>>>>

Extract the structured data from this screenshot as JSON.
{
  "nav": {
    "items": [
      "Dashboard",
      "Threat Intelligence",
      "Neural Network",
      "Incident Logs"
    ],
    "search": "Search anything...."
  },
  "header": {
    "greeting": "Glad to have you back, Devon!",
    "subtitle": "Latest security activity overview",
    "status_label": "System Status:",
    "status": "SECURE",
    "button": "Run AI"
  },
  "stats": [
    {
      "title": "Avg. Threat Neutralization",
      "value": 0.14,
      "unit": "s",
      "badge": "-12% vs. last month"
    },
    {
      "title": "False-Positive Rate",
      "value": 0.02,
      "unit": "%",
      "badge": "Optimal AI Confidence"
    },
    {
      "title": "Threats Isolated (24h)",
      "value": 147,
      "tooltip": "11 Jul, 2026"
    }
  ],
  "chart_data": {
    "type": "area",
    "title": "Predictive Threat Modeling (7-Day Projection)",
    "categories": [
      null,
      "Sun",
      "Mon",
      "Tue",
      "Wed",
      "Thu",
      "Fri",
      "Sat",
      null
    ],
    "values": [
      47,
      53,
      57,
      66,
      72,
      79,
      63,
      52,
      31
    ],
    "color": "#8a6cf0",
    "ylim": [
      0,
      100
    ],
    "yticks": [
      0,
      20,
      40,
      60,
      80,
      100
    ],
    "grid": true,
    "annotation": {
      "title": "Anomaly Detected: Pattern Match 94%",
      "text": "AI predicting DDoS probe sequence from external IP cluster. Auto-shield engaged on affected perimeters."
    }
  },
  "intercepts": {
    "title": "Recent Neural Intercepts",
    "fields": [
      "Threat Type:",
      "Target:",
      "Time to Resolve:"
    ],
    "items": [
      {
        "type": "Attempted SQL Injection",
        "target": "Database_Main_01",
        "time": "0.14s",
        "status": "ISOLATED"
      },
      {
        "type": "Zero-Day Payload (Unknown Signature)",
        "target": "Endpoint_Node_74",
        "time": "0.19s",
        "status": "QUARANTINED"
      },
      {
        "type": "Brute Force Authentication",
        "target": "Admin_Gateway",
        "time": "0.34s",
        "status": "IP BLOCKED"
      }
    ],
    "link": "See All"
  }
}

<<<<
>>>>

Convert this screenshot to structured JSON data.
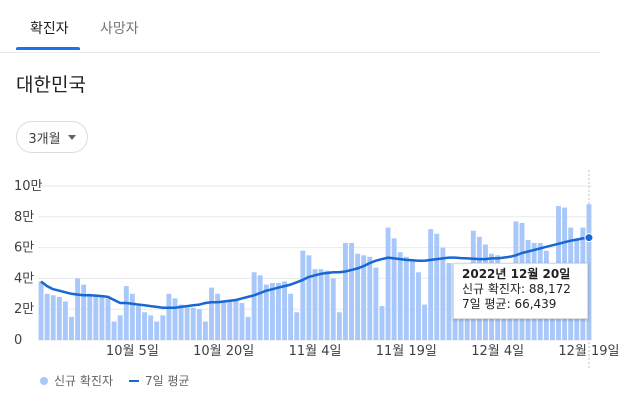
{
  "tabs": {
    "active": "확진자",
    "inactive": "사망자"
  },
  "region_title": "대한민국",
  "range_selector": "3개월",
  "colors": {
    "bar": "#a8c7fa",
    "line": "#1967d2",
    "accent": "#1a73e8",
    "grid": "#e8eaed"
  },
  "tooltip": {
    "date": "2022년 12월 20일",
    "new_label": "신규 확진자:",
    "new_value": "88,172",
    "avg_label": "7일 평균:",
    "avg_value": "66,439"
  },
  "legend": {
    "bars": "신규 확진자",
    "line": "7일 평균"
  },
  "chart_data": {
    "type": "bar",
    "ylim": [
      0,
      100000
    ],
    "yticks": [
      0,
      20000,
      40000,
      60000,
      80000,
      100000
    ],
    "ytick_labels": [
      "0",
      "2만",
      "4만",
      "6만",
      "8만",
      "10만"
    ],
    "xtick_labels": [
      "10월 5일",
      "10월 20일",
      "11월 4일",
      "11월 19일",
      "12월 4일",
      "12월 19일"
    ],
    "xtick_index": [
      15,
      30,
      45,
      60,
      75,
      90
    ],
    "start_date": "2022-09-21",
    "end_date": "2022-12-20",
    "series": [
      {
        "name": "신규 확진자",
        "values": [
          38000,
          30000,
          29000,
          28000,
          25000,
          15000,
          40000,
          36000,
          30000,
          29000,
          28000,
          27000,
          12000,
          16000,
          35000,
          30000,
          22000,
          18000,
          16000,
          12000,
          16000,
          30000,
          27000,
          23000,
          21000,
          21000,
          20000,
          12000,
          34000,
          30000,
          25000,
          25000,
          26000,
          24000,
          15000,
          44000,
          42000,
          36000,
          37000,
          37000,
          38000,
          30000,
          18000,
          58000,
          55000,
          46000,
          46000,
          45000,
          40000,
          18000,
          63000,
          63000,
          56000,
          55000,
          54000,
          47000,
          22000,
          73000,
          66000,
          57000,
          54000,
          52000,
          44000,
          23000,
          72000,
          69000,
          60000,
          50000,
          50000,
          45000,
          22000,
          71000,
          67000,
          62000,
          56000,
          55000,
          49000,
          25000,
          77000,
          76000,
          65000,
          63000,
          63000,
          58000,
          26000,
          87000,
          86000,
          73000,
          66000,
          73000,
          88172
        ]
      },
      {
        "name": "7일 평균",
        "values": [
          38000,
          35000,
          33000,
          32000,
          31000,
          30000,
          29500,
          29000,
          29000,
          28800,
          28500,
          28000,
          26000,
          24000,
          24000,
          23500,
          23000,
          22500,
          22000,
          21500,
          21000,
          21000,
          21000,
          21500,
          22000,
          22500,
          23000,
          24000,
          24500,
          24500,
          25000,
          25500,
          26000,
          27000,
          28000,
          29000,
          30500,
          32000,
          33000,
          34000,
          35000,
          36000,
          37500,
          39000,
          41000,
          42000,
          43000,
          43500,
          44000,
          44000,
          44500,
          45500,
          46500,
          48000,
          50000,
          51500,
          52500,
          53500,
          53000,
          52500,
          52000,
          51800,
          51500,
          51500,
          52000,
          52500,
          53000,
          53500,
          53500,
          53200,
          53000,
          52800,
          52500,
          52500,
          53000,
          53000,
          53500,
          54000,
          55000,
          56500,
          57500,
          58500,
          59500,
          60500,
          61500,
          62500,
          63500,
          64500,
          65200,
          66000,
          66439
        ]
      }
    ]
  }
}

<<<<

- **REQUIREMENT**: Find how many lines hold the string "from", and state that number alone.

- **FINAL RESULT**: 2